WRITTEN REQUEST A -
In the forum post about solving a differential equation with the Laplace transform, which identity involving the delta function does the poster use?
WRITTEN REQUEST B -
List everything stated on the "Given:" line of the forum post about solving a differential equation with the Laplace transform.
WRITTEN REQUEST C -
Carry on the forum post about solving a differential equation with the Laplace transform, starting after its final sentence.

— BEGIN SELECTION —

Solve the differential equation: $$y''-y'-2y={12 \, \sin t} \, \delta(t-π) $$.
Given:$ y'=dy/dt, y(0) =1, y'(0) =-1$
My attempt:
Applying Laplace transformation on the differential equation, I get:
$$L(y''-y'-2y)=L({12 \, \sin t} \, \delta(t-π)) $$.
Using the fact that:
$f(t) \, \delta(t-a) = f(a) \, \delta(t-a)$
$$L(y''-y'-2y)=L({12 \, \sin π} \, \delta(t-π)) $$.
$y(s^2-s-2) -s+2=0$
Solving this my answer doesn't match the given answer. Can somebody help solve this please.

— END SELECTION —
— BEGIN DATA SUPPLIED —

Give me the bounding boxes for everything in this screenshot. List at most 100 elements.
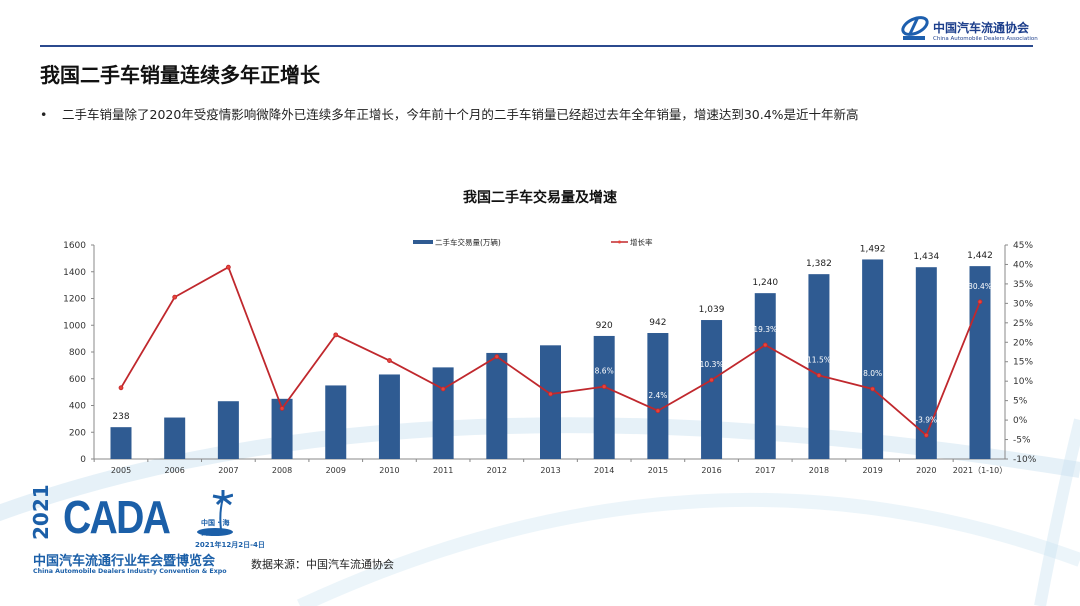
growth-point-2017 — [762, 342, 768, 348]
bar-data-label: 942 — [649, 318, 666, 328]
bar-data-label: 1,382 — [806, 259, 832, 269]
bar-2014 — [593, 335, 615, 459]
bar-2009 — [325, 385, 347, 459]
x-axis-tick-label: 2015 — [648, 466, 668, 475]
data-source: 数据来源：中国汽车流通协会 — [251, 558, 394, 571]
left-axis-tick-label: 1200 — [63, 295, 86, 305]
right-axis-tick-label: -5% — [1013, 436, 1031, 446]
page-title: 我国二手车销量连续多年正增长 — [40, 63, 320, 87]
bar-2021（1-10） — [969, 266, 991, 459]
legend-line-label: 增长率 — [630, 237, 653, 247]
growth-data-label: 30.4% — [968, 282, 992, 291]
bar-2007 — [217, 401, 239, 459]
bar-data-label: 1,434 — [913, 252, 939, 262]
growth-point-2020 — [923, 432, 929, 438]
growth-data-label: -3.9% — [915, 415, 937, 424]
cada-name: CADA — [63, 491, 171, 543]
x-axis-tick-label: 2014 — [594, 466, 614, 475]
legend-bar-label: 二手车交易量(万辆) — [435, 237, 501, 247]
bar-2010 — [378, 374, 400, 459]
left-axis-tick-label: 1000 — [63, 321, 86, 331]
x-axis-tick-label: 2013 — [540, 466, 560, 475]
bar-2013 — [540, 345, 561, 459]
bar-data-label: 238 — [112, 412, 129, 422]
bar-2015 — [647, 333, 669, 459]
right-axis-tick-label: 30% — [1013, 299, 1033, 309]
association-emblem-icon — [901, 16, 929, 40]
growth-point-2013 — [548, 391, 553, 397]
cada-date: 2021年12月2日-4日 — [195, 541, 265, 549]
cada-association-logo: 中国汽车流通协会 China Automobile Dealers Associ… — [900, 14, 1040, 46]
growth-point-2007 — [225, 264, 231, 270]
cada-name-en: China Automobile Dealers Industry Conven… — [33, 568, 227, 575]
growth-point-2010 — [387, 358, 392, 363]
left-axis-tick-label: 800 — [69, 348, 86, 358]
growth-point-2018 — [816, 372, 822, 378]
right-axis-tick-label: -10% — [1013, 455, 1037, 465]
x-axis-tick-label: 2011 — [433, 466, 453, 475]
bar-2006 — [164, 417, 186, 459]
chart-title: 我国二手车交易量及增速 — [463, 190, 617, 206]
x-axis-tick-label: 2020 — [916, 466, 936, 475]
right-axis-tick-label: 0% — [1013, 416, 1028, 426]
bar-data-label: 1,492 — [860, 244, 886, 254]
bar-data-label: 1,039 — [699, 305, 725, 315]
legend-line-marker — [618, 240, 621, 244]
header-divider — [40, 45, 1033, 47]
growth-data-label: 19.3% — [753, 325, 777, 334]
growth-data-label: 11.5% — [807, 355, 831, 364]
right-axis-tick-label: 5% — [1013, 397, 1028, 407]
growth-data-label: 10.3% — [700, 360, 724, 369]
x-axis-tick-label: 2008 — [272, 466, 292, 475]
association-name-en: China Automobile Dealers Association — [933, 36, 1038, 42]
x-axis-tick-label: 2018 — [809, 466, 829, 475]
x-axis-tick-label: 2007 — [218, 466, 238, 475]
right-axis-tick-label: 20% — [1013, 338, 1033, 348]
growth-point-2005 — [118, 385, 124, 391]
bullet-marker: • — [40, 107, 48, 122]
cada-year: 2021 — [29, 484, 53, 540]
left-axis-tick-label: 1400 — [63, 268, 86, 278]
left-axis-tick-label: 1600 — [63, 241, 86, 251]
x-axis-tick-label: 2017 — [755, 466, 775, 475]
growth-point-2011 — [440, 386, 446, 392]
bar-data-label: 1,240 — [752, 278, 778, 288]
right-axis-tick-label: 15% — [1013, 358, 1033, 368]
left-axis-tick-label: 400 — [69, 402, 86, 412]
bar-2011 — [432, 367, 454, 459]
right-axis-tick-label: 25% — [1013, 319, 1033, 329]
cada-location: 中国 · 海口 — [201, 519, 230, 537]
growth-data-label: 8.0% — [863, 369, 882, 378]
bar-2005 — [110, 427, 132, 459]
growth-point-2009 — [333, 332, 339, 338]
growth-point-2021（1-10） — [977, 299, 983, 305]
x-axis-tick-label: 2010 — [379, 466, 399, 475]
bar-2018 — [808, 274, 830, 459]
growth-data-label: 8.6% — [595, 367, 614, 376]
palm-island-icon — [197, 490, 233, 536]
left-axis-tick-label: 200 — [69, 428, 86, 438]
growth-data-label: 2.4% — [648, 391, 667, 400]
right-axis-tick-label: 40% — [1013, 260, 1033, 270]
bar-data-label: 920 — [596, 321, 613, 331]
left-axis-tick-label: 600 — [69, 375, 86, 385]
x-axis-tick-label: 2016 — [701, 466, 721, 475]
cada-expo-logo: 2021 CADA 中国 · 海口 2021年12月2日-4日 中国汽车流通行业… — [29, 484, 265, 575]
growth-point-2015 — [655, 408, 661, 414]
growth-point-2016 — [709, 377, 714, 383]
cada-name-cn: 中国汽车流通行业年会暨博览会 — [33, 554, 216, 569]
growth-point-2014 — [601, 384, 607, 390]
x-axis-tick-label: 2006 — [165, 466, 185, 475]
bar-2020 — [915, 267, 937, 459]
x-axis-tick-label: 2009 — [326, 466, 346, 475]
bar-2016 — [701, 320, 723, 459]
bar-2017 — [754, 293, 776, 459]
x-axis-tick-label: 2012 — [487, 466, 507, 475]
bar-data-label: 1,442 — [967, 251, 993, 261]
right-axis-tick-label: 10% — [1013, 377, 1033, 387]
bullet-point: • 二手车销量除了2020年受疫情影响微降外已连续多年正增长，今年前十个月的二手车… — [40, 104, 859, 123]
bar-2019 — [862, 259, 884, 459]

— END DATA SUPPLIED —

OUTPUT A -
f(t) δ(t − a) = f(a) δ(t − a)

OUTPUT B -
y' = dy/dt; y(0) = 1; y'(0) = −1

OUTPUT C -
On
Recall that the Laplace transform of $\delta(t)$ is $\mathcal{L}\{\delta(t)\} = 1$. Also, for a function $f$, the Laplace transform of a shift is $\mathcal{L}\{f(t-a)u(t-a)\} = e^{-at}\mathcal{L}\{f(t)\}$, where $u$ is the unit step function. Using these two rules, you should be able to correctly find the Laplace transform of the right-hand side of your differential equation and solve the resulting equation.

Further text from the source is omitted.